__What you have to do__.
Pictures do not belong in your copy. Repeat all the other data exactly.

Records from a collection
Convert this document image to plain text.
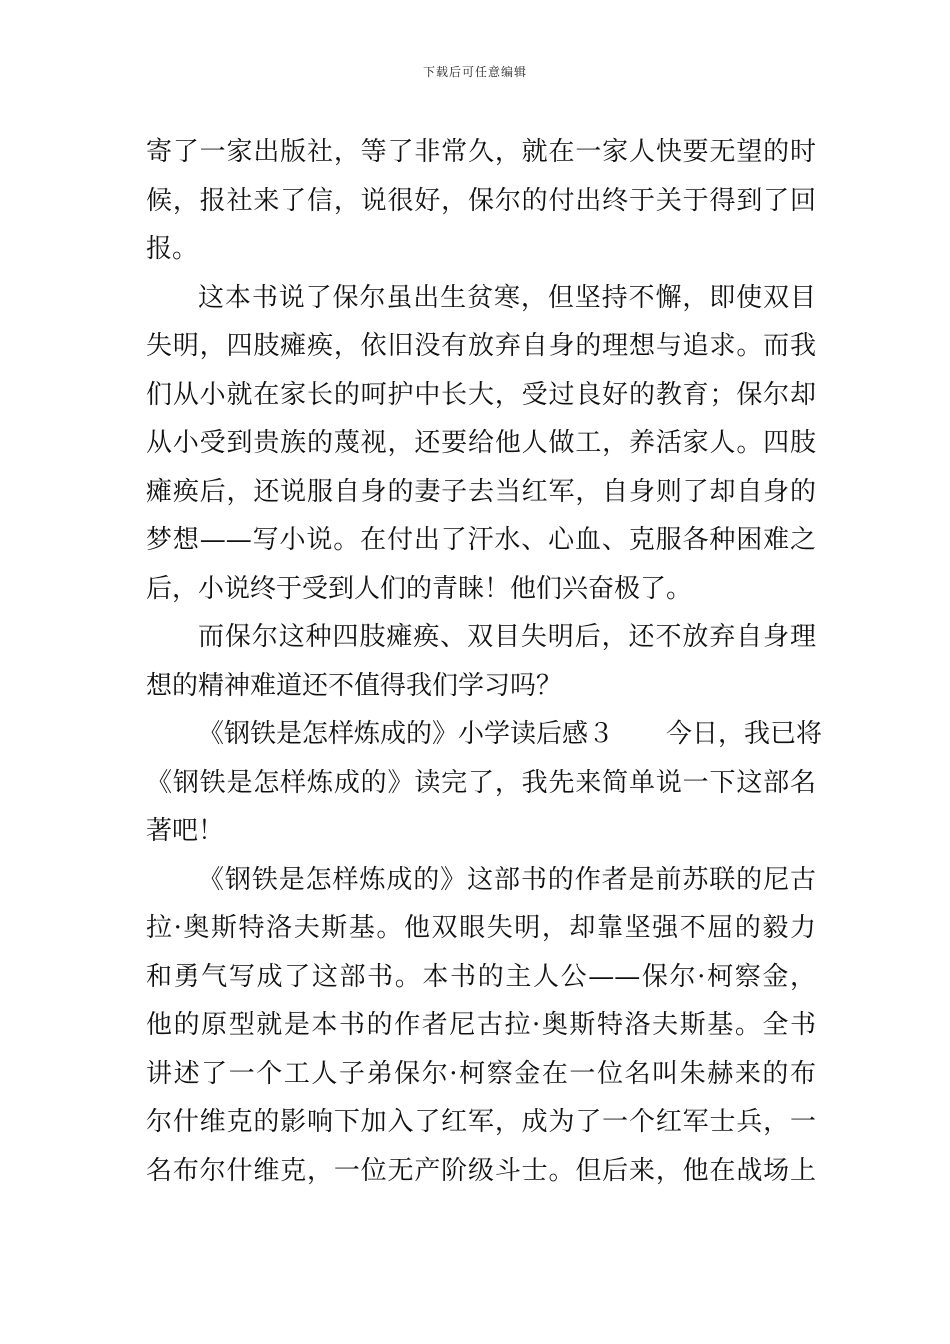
下载后可任意编辑
寄了一家出版社，等了非常久，就在一家人快要无望的时
候，报社来了信，说很好，保尔的付出终于关于得到了回
报。
这本书说了保尔虽出生贫寒，但坚持不懈，即使双目
失明，四肢瘫痪，依旧没有放弃自身的理想与追求。而我
们从小就在家长的呵护中长大，受过良好的教育；保尔却
从小受到贵族的蔑视，还要给他人做工，养活家人。四肢
瘫痪后，还说服自身的妻子去当红军，自身则了却自身的
梦想——写小说。在付出了汗水、心血、克服各种困难之
后，小说终于受到人们的青睐！他们兴奋极了。
而保尔这种四肢瘫痪、双目失明后，还不放弃自身理
想的精神难道还不值得我们学习吗？
《钢铁是怎样炼成的》小学读后感３ 今日，我已将
《钢铁是怎样炼成的》读完了，我先来简单说一下这部名
著吧！
《钢铁是怎样炼成的》这部书的作者是前苏联的尼古
拉·奥斯特洛夫斯基。他双眼失明，却靠坚强不屈的毅力
和勇气写成了这部书。本书的主人公——保尔·柯察金，
他的原型就是本书的作者尼古拉·奥斯特洛夫斯基。全书
讲述了一个工人子弟保尔·柯察金在一位名叫朱赫来的布
尔什维克的影响下加入了红军，成为了一个红军士兵，一
名布尔什维克，一位无产阶级斗士。但后来，他在战场上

__Answer to this task__.
Convert this document image to plain text.
下载后可任意编辑
寄了一家出版社，等了非常久，就在一家人快要无望的时
候，报社来了信，说很好，保尔的付出终于关于得到了回
报。
这本书说了保尔虽出生贫寒，但坚持不懈，即使双目
失明，四肢瘫痪，依旧没有放弃自身的理想与追求。而我
们从小就在家长的呵护中长大，受过良好的教育；保尔却
从小受到贵族的蔑视，还要给他人做工，养活家人。四肢
瘫痪后，还说服自身的妻子去当红军，自身则了却自身的
梦想——写小说。在付出了汗水、心血、克服各种困难之
后，小说终于受到人们的青睐！他们兴奋极了。
而保尔这种四肢瘫痪、双目失明后，还不放弃自身理
想的精神难道还不值得我们学习吗？
《钢铁是怎样炼成的》小学读后感３ 今日，我已将
《钢铁是怎样炼成的》读完了，我先来简单说一下这部名
著吧！
《钢铁是怎样炼成的》这部书的作者是前苏联的尼古
拉·奥斯特洛夫斯基。他双眼失明，却靠坚强不屈的毅力
和勇气写成了这部书。本书的主人公——保尔·柯察金，
他的原型就是本书的作者尼古拉·奥斯特洛夫斯基。全书
讲述了一个工人子弟保尔·柯察金在一位名叫朱赫来的布
尔什维克的影响下加入了红军，成为了一个红军士兵，一
名布尔什维克，一位无产阶级斗士。但后来，他在战场上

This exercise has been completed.